__Data extracted from a collection__.
※ ※ ※

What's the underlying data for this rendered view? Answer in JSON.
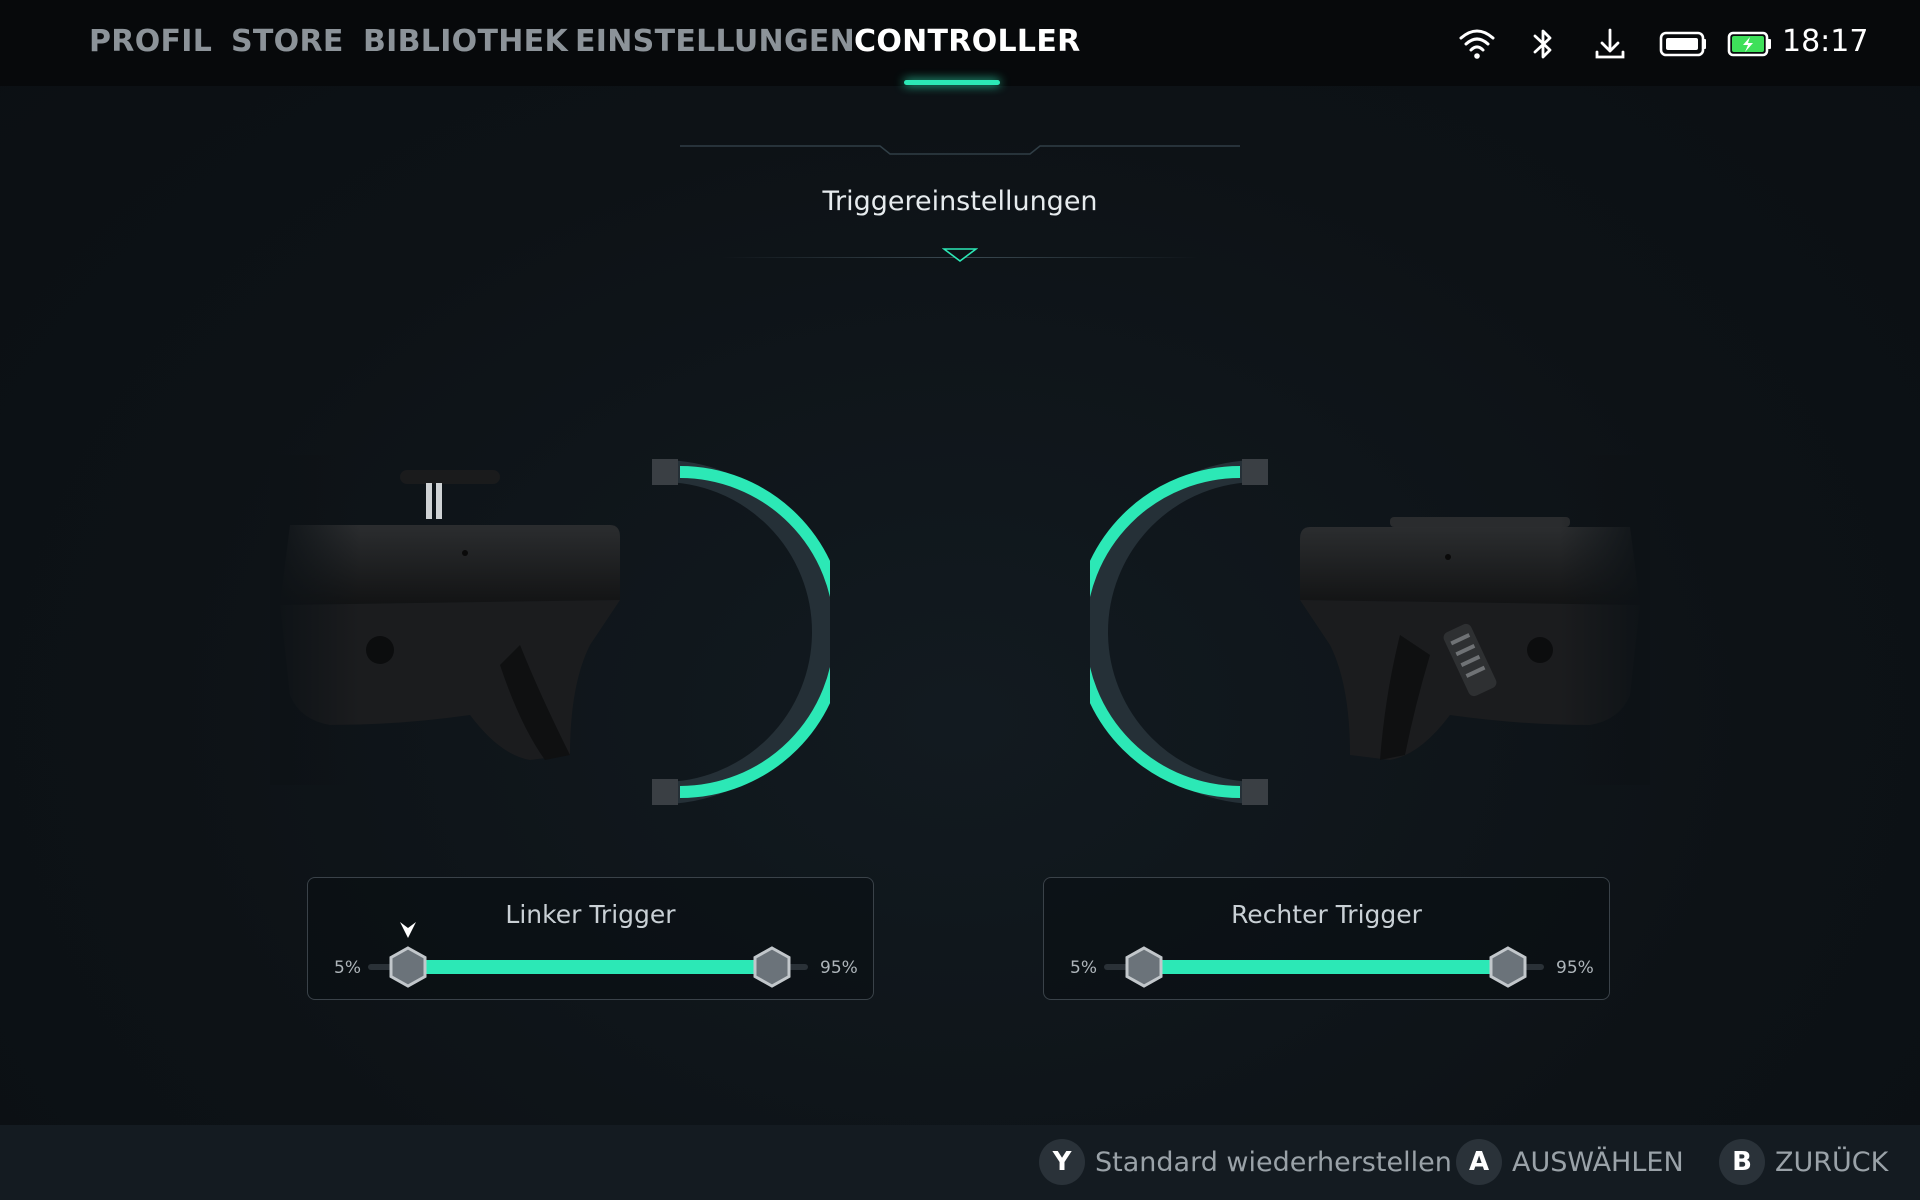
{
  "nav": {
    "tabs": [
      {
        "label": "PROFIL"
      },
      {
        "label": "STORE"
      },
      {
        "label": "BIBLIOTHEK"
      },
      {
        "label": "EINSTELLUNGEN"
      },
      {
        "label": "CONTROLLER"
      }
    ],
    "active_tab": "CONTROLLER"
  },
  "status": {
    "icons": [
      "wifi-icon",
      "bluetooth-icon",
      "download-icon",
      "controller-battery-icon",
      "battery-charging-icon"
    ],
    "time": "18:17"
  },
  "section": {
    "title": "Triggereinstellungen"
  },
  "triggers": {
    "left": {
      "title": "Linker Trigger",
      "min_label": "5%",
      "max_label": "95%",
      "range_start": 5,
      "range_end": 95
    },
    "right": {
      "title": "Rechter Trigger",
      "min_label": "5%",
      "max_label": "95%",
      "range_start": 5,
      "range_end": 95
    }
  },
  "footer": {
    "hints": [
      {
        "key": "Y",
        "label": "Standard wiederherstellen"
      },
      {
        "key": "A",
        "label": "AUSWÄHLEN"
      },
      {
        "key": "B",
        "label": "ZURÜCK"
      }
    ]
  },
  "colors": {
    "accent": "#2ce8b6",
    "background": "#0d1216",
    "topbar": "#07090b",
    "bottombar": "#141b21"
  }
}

※ ※ ※

__Problem__. Gather all lines with the string "title" from the data.

__Correct answer__.
    "title": "Triggereinstellungen"
      "title": "Linker Trigger",
      "title": "Rechter Trigger",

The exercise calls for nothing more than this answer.